Data for this exercise:
_ _ _ _ _ _ _

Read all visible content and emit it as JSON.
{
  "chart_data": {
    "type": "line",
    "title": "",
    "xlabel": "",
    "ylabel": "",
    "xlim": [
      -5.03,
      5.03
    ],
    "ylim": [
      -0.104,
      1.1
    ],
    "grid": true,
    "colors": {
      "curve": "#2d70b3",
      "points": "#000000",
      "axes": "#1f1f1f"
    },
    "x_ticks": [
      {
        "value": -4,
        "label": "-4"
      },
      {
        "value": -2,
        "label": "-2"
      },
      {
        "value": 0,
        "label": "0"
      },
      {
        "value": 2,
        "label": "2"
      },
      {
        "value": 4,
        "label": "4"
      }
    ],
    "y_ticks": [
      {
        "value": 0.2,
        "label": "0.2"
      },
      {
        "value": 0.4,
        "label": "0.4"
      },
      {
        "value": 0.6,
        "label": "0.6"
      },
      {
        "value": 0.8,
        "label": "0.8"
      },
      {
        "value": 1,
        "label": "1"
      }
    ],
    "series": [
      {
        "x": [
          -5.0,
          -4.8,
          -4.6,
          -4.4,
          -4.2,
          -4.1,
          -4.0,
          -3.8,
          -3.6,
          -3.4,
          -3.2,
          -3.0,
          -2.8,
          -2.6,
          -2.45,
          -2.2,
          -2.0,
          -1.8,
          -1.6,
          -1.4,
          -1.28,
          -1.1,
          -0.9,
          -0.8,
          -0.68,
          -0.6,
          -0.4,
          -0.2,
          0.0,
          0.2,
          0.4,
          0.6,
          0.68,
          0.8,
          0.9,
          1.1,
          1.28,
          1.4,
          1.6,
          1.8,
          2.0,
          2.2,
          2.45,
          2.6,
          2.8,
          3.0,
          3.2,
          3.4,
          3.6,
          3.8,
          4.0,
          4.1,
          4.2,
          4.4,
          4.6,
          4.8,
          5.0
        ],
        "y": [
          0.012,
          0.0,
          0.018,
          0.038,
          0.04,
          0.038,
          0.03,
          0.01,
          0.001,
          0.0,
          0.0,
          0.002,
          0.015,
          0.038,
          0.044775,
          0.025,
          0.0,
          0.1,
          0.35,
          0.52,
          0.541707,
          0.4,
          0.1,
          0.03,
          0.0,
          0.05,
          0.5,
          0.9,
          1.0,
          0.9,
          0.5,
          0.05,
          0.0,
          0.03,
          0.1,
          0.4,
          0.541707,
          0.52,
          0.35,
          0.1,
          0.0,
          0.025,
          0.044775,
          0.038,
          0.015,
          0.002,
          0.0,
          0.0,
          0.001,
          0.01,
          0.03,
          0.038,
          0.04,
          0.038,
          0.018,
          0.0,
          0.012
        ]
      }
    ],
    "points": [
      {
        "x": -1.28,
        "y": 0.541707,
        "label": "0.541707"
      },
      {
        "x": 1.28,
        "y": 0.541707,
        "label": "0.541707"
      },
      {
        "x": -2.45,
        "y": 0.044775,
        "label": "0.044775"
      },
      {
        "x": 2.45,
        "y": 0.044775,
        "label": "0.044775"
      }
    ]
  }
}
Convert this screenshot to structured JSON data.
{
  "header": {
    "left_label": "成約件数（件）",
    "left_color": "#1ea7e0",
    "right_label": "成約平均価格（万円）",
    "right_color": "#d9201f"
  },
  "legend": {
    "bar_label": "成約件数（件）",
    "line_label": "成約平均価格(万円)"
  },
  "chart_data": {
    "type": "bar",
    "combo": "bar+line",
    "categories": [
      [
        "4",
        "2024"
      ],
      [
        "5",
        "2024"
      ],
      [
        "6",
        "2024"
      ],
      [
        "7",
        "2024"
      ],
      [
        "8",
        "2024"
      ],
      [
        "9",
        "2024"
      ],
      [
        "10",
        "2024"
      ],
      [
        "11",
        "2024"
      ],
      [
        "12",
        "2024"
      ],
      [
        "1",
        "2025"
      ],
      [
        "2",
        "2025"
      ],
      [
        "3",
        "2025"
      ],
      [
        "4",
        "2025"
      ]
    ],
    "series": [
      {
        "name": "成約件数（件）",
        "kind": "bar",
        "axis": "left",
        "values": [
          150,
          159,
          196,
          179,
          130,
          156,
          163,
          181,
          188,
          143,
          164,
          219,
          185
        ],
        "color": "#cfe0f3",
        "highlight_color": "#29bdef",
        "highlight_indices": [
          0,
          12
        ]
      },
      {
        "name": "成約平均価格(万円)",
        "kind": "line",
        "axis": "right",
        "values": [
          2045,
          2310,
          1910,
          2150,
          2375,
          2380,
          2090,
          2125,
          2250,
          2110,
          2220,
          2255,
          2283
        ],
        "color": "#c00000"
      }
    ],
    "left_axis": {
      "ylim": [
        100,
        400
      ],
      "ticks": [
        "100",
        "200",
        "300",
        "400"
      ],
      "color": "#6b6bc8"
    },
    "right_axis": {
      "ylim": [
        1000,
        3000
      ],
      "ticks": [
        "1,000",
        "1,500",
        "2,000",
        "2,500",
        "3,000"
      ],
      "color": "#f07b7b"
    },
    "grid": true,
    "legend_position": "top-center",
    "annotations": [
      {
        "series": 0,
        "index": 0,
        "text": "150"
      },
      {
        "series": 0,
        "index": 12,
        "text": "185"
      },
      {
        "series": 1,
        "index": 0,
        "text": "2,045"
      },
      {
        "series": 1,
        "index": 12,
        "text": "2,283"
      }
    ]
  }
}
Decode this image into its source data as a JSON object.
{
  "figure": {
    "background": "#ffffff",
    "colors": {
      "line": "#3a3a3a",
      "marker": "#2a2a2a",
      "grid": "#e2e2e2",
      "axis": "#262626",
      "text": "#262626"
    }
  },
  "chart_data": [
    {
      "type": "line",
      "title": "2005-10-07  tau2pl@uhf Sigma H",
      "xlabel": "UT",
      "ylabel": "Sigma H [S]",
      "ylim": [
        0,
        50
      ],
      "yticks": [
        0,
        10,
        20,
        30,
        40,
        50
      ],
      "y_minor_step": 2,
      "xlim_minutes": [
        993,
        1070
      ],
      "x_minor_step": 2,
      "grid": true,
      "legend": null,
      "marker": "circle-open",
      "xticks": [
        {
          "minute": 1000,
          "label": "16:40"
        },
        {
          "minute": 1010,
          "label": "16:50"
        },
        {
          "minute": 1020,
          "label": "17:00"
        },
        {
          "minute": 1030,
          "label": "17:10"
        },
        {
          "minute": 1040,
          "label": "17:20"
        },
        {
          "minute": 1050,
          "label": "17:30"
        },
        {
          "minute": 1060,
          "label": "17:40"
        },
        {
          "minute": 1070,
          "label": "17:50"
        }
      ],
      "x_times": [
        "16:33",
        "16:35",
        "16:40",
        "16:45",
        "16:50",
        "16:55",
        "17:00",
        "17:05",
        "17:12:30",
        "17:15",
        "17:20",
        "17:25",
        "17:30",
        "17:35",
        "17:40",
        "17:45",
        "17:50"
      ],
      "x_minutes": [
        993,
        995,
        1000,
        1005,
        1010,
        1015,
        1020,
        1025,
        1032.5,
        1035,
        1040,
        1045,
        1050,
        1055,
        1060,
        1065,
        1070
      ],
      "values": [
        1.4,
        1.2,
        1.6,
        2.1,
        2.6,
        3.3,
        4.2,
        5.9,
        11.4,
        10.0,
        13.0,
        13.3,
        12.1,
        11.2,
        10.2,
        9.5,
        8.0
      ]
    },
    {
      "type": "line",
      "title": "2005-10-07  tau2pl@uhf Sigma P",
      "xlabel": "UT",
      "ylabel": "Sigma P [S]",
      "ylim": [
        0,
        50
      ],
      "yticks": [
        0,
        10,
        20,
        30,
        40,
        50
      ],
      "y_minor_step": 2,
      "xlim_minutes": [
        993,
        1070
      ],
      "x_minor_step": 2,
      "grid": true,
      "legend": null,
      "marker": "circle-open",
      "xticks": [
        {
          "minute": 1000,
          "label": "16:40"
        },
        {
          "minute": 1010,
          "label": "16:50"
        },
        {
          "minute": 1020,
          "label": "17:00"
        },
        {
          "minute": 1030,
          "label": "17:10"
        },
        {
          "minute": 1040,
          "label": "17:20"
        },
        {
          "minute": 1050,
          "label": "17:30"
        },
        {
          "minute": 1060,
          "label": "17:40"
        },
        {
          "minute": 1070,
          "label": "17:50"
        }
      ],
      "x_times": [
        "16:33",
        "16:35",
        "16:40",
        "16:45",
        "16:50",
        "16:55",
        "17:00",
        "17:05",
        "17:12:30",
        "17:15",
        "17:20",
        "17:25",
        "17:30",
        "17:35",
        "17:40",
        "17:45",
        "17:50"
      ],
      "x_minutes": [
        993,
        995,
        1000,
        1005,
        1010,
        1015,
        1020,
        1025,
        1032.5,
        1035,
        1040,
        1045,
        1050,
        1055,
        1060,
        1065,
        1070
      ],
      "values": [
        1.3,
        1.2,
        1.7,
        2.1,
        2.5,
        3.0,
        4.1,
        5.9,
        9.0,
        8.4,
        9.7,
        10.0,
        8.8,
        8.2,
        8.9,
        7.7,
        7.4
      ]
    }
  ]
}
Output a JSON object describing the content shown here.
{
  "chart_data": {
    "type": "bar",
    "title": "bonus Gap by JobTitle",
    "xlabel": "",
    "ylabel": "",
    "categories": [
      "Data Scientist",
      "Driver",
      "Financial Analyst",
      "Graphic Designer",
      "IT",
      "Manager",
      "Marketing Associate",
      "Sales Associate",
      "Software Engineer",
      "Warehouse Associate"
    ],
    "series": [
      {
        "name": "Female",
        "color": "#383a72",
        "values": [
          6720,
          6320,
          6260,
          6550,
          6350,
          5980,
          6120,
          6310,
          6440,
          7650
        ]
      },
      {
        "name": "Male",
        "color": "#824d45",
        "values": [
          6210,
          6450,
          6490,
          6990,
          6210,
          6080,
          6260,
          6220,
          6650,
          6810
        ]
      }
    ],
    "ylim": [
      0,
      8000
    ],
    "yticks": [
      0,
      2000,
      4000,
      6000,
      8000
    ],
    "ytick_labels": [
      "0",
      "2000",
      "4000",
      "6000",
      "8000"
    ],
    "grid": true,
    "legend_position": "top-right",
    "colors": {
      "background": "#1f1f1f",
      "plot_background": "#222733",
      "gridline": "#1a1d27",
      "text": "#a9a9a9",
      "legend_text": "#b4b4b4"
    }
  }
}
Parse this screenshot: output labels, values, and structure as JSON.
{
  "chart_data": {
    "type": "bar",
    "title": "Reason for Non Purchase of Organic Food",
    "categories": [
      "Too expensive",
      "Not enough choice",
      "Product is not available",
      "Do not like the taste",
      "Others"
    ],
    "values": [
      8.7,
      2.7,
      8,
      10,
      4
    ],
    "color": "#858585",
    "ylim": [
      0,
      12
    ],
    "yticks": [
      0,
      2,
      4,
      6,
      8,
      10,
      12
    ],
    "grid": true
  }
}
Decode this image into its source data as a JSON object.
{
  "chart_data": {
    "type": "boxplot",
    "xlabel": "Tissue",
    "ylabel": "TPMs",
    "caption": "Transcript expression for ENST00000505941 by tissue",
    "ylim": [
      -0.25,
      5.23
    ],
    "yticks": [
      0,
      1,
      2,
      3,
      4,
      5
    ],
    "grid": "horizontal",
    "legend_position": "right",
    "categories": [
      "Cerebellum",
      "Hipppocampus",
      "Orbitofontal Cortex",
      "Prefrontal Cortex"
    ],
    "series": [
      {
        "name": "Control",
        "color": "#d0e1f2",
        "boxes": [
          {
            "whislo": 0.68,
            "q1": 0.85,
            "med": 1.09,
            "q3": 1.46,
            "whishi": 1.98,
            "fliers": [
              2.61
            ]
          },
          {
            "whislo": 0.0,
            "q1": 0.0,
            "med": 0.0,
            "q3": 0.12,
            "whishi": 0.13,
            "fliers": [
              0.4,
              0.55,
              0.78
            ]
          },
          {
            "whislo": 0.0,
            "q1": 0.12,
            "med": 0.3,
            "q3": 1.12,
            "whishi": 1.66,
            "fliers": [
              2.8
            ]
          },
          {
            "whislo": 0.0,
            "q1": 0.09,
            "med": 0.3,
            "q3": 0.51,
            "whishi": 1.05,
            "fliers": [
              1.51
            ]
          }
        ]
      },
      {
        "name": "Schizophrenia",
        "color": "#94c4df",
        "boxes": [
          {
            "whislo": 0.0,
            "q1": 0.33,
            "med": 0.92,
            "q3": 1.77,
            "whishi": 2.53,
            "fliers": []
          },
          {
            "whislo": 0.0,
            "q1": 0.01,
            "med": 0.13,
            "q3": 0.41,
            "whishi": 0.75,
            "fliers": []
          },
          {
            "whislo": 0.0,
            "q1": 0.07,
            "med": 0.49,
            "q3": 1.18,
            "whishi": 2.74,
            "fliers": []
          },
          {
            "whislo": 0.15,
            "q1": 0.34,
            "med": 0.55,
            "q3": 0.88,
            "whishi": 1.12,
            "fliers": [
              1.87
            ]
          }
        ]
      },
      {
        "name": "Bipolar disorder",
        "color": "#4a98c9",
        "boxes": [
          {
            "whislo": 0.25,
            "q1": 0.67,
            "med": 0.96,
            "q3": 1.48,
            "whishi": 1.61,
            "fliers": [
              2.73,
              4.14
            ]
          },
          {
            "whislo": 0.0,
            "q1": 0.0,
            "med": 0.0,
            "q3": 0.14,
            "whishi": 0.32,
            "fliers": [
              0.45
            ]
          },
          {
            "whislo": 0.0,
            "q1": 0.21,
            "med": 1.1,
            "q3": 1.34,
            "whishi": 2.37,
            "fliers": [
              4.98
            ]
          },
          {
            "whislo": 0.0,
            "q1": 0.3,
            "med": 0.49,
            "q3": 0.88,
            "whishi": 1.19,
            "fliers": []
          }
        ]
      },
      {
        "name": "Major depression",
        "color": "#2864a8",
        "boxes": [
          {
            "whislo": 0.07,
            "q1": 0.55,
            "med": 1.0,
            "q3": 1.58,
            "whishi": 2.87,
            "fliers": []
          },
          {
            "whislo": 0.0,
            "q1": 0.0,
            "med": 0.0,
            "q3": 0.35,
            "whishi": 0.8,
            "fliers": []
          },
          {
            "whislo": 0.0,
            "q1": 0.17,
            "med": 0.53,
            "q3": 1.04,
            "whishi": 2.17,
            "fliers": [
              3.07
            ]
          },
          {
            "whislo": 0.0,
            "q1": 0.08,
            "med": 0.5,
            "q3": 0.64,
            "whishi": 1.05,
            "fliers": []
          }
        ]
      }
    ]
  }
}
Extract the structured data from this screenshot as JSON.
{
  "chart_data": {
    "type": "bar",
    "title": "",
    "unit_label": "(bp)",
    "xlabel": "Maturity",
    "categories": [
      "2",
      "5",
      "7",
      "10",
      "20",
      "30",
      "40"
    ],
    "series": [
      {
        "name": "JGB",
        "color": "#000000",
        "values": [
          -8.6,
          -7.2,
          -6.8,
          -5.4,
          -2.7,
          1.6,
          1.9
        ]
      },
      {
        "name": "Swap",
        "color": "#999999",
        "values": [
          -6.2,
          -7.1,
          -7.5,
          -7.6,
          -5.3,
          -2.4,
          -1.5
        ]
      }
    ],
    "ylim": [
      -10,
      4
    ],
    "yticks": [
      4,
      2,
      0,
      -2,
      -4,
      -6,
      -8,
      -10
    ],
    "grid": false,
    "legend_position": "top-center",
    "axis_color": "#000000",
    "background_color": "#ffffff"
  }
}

_ _ _ _ _ _ _

Problem requirements:
Go through the records. Copy each line where "name" appears.

Answer to this task:
        "name": "成約件数（件）",
        "name": "成約平均価格(万円)",
        "name": "Female",
        "name": "Male",
        "name": "Control",
        "name": "Schizophrenia",
        "name": "Bipolar disorder",
        "name": "Major depression",
        "name": "JGB",
        "name": "Swap",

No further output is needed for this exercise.